**EXERCISE GOAL**: Below are some records: retype them all exactly, but not the pictures.

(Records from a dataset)
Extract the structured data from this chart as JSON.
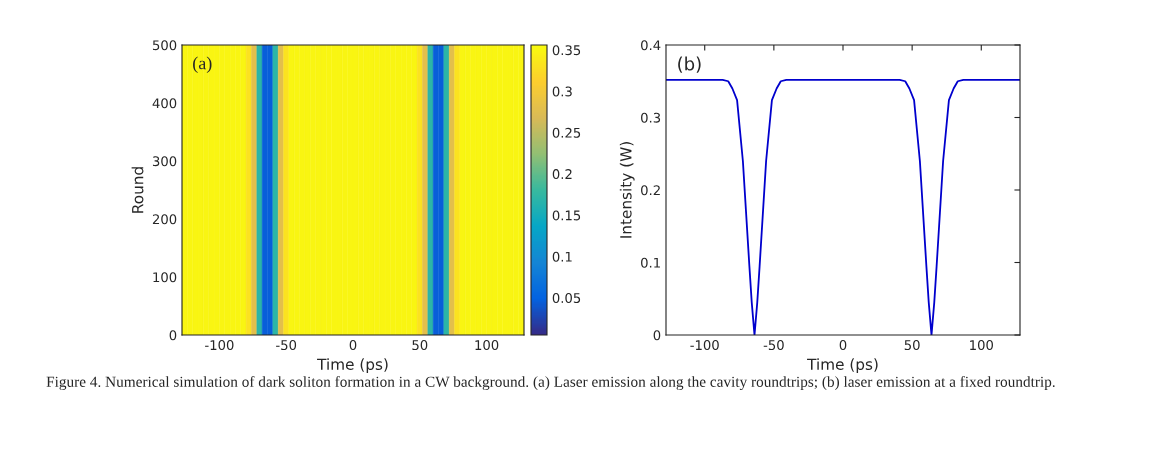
{
  "chart_data": [
    {
      "type": "heatmap",
      "xlabel": "Time (ps)",
      "ylabel": "Round",
      "x": [
        -126,
        -122,
        -118,
        -114,
        -110,
        -106,
        -102,
        -98,
        -94,
        -90,
        -86,
        -82,
        -78,
        -74,
        -70,
        -66,
        -62,
        -58,
        -54,
        -50,
        -46,
        -42,
        -38,
        -34,
        -30,
        -26,
        -22,
        -18,
        -14,
        -10,
        -6,
        -2,
        2,
        6,
        10,
        14,
        18,
        22,
        26,
        30,
        34,
        38,
        42,
        46,
        50,
        54,
        58,
        62,
        66,
        70,
        74,
        78,
        82,
        86,
        90,
        94,
        98,
        102,
        106,
        110,
        114,
        118,
        122,
        126
      ],
      "cells": [
        [
          0.35,
          0.35,
          0.35,
          0.35,
          0.35,
          0.35,
          0.35,
          0.35,
          0.35,
          0.35,
          0.35,
          0.35,
          0.33,
          0.28,
          0.17,
          0.045,
          0.045,
          0.17,
          0.28,
          0.33,
          0.35,
          0.35,
          0.35,
          0.35,
          0.35,
          0.35,
          0.35,
          0.35,
          0.35,
          0.35,
          0.35,
          0.35,
          0.35,
          0.35,
          0.35,
          0.35,
          0.35,
          0.35,
          0.35,
          0.35,
          0.35,
          0.35,
          0.35,
          0.35,
          0.33,
          0.28,
          0.17,
          0.045,
          0.045,
          0.17,
          0.28,
          0.33,
          0.35,
          0.35,
          0.35,
          0.35,
          0.35,
          0.35,
          0.35,
          0.35,
          0.35,
          0.35,
          0.35,
          0.35
        ]
      ],
      "xlim": [
        -128,
        128
      ],
      "xticks": [
        -100,
        -50,
        0,
        50,
        100
      ],
      "ylim": [
        0,
        500
      ],
      "yticks": [
        0,
        100,
        200,
        300,
        400,
        500
      ],
      "clim": [
        0.005,
        0.356
      ],
      "cticks": [
        0.05,
        0.1,
        0.15,
        0.2,
        0.25,
        0.3,
        0.35
      ],
      "annotations": [
        "(a)"
      ]
    },
    {
      "type": "line",
      "xlabel": "Time (ps)",
      "ylabel": "Intensity (W)",
      "x": [
        -128,
        -90,
        -87,
        -83,
        -80,
        -76.6,
        -72.4,
        -67.7,
        -66,
        -64,
        -62,
        -60.3,
        -55.6,
        -51.4,
        -48,
        -45,
        -41,
        41,
        45,
        48,
        51.4,
        55.6,
        60.3,
        62,
        64,
        66,
        67.7,
        72.4,
        76.6,
        80,
        83,
        87,
        128
      ],
      "series": [
        {
          "color": "#0000cd",
          "values": [
            0.352,
            0.352,
            0.352,
            0.35,
            0.34,
            0.324,
            0.24,
            0.095,
            0.045,
            0,
            0.045,
            0.095,
            0.24,
            0.324,
            0.34,
            0.35,
            0.352,
            0.352,
            0.35,
            0.34,
            0.324,
            0.24,
            0.095,
            0.045,
            0,
            0.045,
            0.095,
            0.24,
            0.324,
            0.34,
            0.35,
            0.352,
            0.352
          ]
        }
      ],
      "xlim": [
        -128,
        128
      ],
      "xticks": [
        -100,
        -50,
        0,
        50,
        100
      ],
      "ylim": [
        0,
        0.4
      ],
      "yticks": [
        0,
        0.1,
        0.2,
        0.3,
        0.4
      ],
      "grid": false,
      "annotations": [
        "(b)",
        "Figure 4. Numerical simulation of dark soliton formation in a CW background. (a) Laser emission along the cavity roundtrips; (b) laser emission at a fixed roundtrip."
      ]
    }
  ]
}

**FINAL RESULT**:
Extract the structured data from this chart as JSON.
{
  "chart_data": [
    {
      "type": "heatmap",
      "xlabel": "Time (ps)",
      "ylabel": "Round",
      "x": [
        -126,
        -122,
        -118,
        -114,
        -110,
        -106,
        -102,
        -98,
        -94,
        -90,
        -86,
        -82,
        -78,
        -74,
        -70,
        -66,
        -62,
        -58,
        -54,
        -50,
        -46,
        -42,
        -38,
        -34,
        -30,
        -26,
        -22,
        -18,
        -14,
        -10,
        -6,
        -2,
        2,
        6,
        10,
        14,
        18,
        22,
        26,
        30,
        34,
        38,
        42,
        46,
        50,
        54,
        58,
        62,
        66,
        70,
        74,
        78,
        82,
        86,
        90,
        94,
        98,
        102,
        106,
        110,
        114,
        118,
        122,
        126
      ],
      "cells": [
        [
          0.35,
          0.35,
          0.35,
          0.35,
          0.35,
          0.35,
          0.35,
          0.35,
          0.35,
          0.35,
          0.35,
          0.35,
          0.33,
          0.28,
          0.17,
          0.045,
          0.045,
          0.17,
          0.28,
          0.33,
          0.35,
          0.35,
          0.35,
          0.35,
          0.35,
          0.35,
          0.35,
          0.35,
          0.35,
          0.35,
          0.35,
          0.35,
          0.35,
          0.35,
          0.35,
          0.35,
          0.35,
          0.35,
          0.35,
          0.35,
          0.35,
          0.35,
          0.35,
          0.35,
          0.33,
          0.28,
          0.17,
          0.045,
          0.045,
          0.17,
          0.28,
          0.33,
          0.35,
          0.35,
          0.35,
          0.35,
          0.35,
          0.35,
          0.35,
          0.35,
          0.35,
          0.35,
          0.35,
          0.35
        ]
      ],
      "xlim": [
        -128,
        128
      ],
      "xticks": [
        -100,
        -50,
        0,
        50,
        100
      ],
      "ylim": [
        0,
        500
      ],
      "yticks": [
        0,
        100,
        200,
        300,
        400,
        500
      ],
      "clim": [
        0.005,
        0.356
      ],
      "cticks": [
        0.05,
        0.1,
        0.15,
        0.2,
        0.25,
        0.3,
        0.35
      ],
      "annotations": [
        "(a)"
      ]
    },
    {
      "type": "line",
      "xlabel": "Time (ps)",
      "ylabel": "Intensity (W)",
      "x": [
        -128,
        -90,
        -87,
        -83,
        -80,
        -76.6,
        -72.4,
        -67.7,
        -66,
        -64,
        -62,
        -60.3,
        -55.6,
        -51.4,
        -48,
        -45,
        -41,
        41,
        45,
        48,
        51.4,
        55.6,
        60.3,
        62,
        64,
        66,
        67.7,
        72.4,
        76.6,
        80,
        83,
        87,
        128
      ],
      "series": [
        {
          "color": "#0000cd",
          "values": [
            0.352,
            0.352,
            0.352,
            0.35,
            0.34,
            0.324,
            0.24,
            0.095,
            0.045,
            0,
            0.045,
            0.095,
            0.24,
            0.324,
            0.34,
            0.35,
            0.352,
            0.352,
            0.35,
            0.34,
            0.324,
            0.24,
            0.095,
            0.045,
            0,
            0.045,
            0.095,
            0.24,
            0.324,
            0.34,
            0.35,
            0.352,
            0.352
          ]
        }
      ],
      "xlim": [
        -128,
        128
      ],
      "xticks": [
        -100,
        -50,
        0,
        50,
        100
      ],
      "ylim": [
        0,
        0.4
      ],
      "yticks": [
        0,
        0.1,
        0.2,
        0.3,
        0.4
      ],
      "grid": false,
      "annotations": [
        "(b)",
        "Figure 4. Numerical simulation of dark soliton formation in a CW background. (a) Laser emission along the cavity roundtrips; (b) laser emission at a fixed roundtrip."
      ]
    }
  ]
}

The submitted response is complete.